> PROBLEM REQUIREMENTS
Pick out each line in the data below that contains the string "title". Copy those lines.

━━━━━ MATERIAL ━━━━━

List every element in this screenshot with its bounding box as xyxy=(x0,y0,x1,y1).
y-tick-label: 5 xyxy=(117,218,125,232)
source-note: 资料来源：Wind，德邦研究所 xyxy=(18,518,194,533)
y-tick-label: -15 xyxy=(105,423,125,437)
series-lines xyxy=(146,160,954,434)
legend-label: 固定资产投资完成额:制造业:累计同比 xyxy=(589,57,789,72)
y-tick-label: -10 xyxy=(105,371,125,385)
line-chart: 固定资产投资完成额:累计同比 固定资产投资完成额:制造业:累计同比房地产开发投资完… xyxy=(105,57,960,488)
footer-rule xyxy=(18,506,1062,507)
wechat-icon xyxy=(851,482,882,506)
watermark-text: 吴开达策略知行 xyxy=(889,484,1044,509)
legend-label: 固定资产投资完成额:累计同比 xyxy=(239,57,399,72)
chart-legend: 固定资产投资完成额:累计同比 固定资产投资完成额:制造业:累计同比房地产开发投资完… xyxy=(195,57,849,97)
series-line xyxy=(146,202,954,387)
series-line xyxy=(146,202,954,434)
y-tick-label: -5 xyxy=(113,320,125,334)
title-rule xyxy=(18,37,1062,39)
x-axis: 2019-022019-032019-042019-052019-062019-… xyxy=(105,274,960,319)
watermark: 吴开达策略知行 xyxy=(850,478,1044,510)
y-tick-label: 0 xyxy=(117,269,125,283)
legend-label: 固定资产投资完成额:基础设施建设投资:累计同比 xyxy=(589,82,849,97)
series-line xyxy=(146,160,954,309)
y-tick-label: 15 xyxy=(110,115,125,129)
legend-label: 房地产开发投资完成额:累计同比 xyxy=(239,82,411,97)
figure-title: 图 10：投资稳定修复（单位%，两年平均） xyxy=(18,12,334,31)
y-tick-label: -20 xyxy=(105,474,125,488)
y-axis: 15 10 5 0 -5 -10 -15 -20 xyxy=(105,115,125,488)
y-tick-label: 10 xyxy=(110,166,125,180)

━━━━━

> SOLUTION TO THIS TASK
title-rule xyxy=(18,37,1062,39)
figure-title: 图 10：投资稳定修复（单位%，两年平均） xyxy=(18,12,334,31)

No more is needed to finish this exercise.